— Start of Data provided —

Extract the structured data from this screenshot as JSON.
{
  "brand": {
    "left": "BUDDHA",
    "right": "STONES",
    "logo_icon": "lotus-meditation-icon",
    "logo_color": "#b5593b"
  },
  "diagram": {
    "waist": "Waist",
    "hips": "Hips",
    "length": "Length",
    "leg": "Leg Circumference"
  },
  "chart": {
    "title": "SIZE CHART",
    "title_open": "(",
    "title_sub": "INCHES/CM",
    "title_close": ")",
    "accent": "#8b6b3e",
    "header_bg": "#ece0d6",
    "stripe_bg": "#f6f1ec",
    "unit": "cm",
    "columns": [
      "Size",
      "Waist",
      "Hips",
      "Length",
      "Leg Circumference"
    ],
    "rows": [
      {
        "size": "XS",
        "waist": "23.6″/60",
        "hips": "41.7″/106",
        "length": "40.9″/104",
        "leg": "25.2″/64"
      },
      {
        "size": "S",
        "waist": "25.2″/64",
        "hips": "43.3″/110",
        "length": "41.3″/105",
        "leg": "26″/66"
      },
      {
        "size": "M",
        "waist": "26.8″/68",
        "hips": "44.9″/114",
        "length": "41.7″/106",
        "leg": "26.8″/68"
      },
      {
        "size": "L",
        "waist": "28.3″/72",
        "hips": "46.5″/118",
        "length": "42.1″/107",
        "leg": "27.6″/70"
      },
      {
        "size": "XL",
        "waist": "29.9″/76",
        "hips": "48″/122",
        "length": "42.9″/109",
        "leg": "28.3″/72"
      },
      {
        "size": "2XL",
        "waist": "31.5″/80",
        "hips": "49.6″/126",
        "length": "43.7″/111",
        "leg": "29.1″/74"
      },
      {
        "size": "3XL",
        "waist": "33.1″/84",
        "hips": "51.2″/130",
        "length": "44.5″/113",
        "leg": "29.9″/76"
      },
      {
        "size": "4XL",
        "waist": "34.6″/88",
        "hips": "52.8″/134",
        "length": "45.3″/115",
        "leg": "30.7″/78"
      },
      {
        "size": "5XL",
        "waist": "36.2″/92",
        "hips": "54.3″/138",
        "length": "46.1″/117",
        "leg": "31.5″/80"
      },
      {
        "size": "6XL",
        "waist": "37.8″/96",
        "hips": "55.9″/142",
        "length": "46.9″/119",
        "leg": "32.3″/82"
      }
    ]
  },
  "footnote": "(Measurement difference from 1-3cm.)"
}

— End of Data provided —

Work required: Copy every record exactly, with nothing added or dropped.

Exercise response:
Extract the structured data from this screenshot as JSON.
{
  "brand": {
    "left": "BUDDHA",
    "right": "STONES",
    "logo_icon": "lotus-meditation-icon",
    "logo_color": "#b5593b"
  },
  "diagram": {
    "waist": "Waist",
    "hips": "Hips",
    "length": "Length",
    "leg": "Leg Circumference"
  },
  "chart": {
    "title": "SIZE CHART",
    "title_open": "(",
    "title_sub": "INCHES/CM",
    "title_close": ")",
    "accent": "#8b6b3e",
    "header_bg": "#ece0d6",
    "stripe_bg": "#f6f1ec",
    "unit": "cm",
    "columns": [
      "Size",
      "Waist",
      "Hips",
      "Length",
      "Leg Circumference"
    ],
    "rows": [
      {
        "size": "XS",
        "waist": "23.6″/60",
        "hips": "41.7″/106",
        "length": "40.9″/104",
        "leg": "25.2″/64"
      },
      {
        "size": "S",
        "waist": "25.2″/64",
        "hips": "43.3″/110",
        "length": "41.3″/105",
        "leg": "26″/66"
      },
      {
        "size": "M",
        "waist": "26.8″/68",
        "hips": "44.9″/114",
        "length": "41.7″/106",
        "leg": "26.8″/68"
      },
      {
        "size": "L",
        "waist": "28.3″/72",
        "hips": "46.5″/118",
        "length": "42.1″/107",
        "leg": "27.6″/70"
      },
      {
        "size": "XL",
        "waist": "29.9″/76",
        "hips": "48″/122",
        "length": "42.9″/109",
        "leg": "28.3″/72"
      },
      {
        "size": "2XL",
        "waist": "31.5″/80",
        "hips": "49.6″/126",
        "length": "43.7″/111",
        "leg": "29.1″/74"
      },
      {
        "size": "3XL",
        "waist": "33.1″/84",
        "hips": "51.2″/130",
        "length": "44.5″/113",
        "leg": "29.9″/76"
      },
      {
        "size": "4XL",
        "waist": "34.6″/88",
        "hips": "52.8″/134",
        "length": "45.3″/115",
        "leg": "30.7″/78"
      },
      {
        "size": "5XL",
        "waist": "36.2″/92",
        "hips": "54.3″/138",
        "length": "46.1″/117",
        "leg": "31.5″/80"
      },
      {
        "size": "6XL",
        "waist": "37.8″/96",
        "hips": "55.9″/142",
        "length": "46.9″/119",
        "leg": "32.3″/82"
      }
    ]
  },
  "footnote": "(Measurement difference from 1-3cm.)"
}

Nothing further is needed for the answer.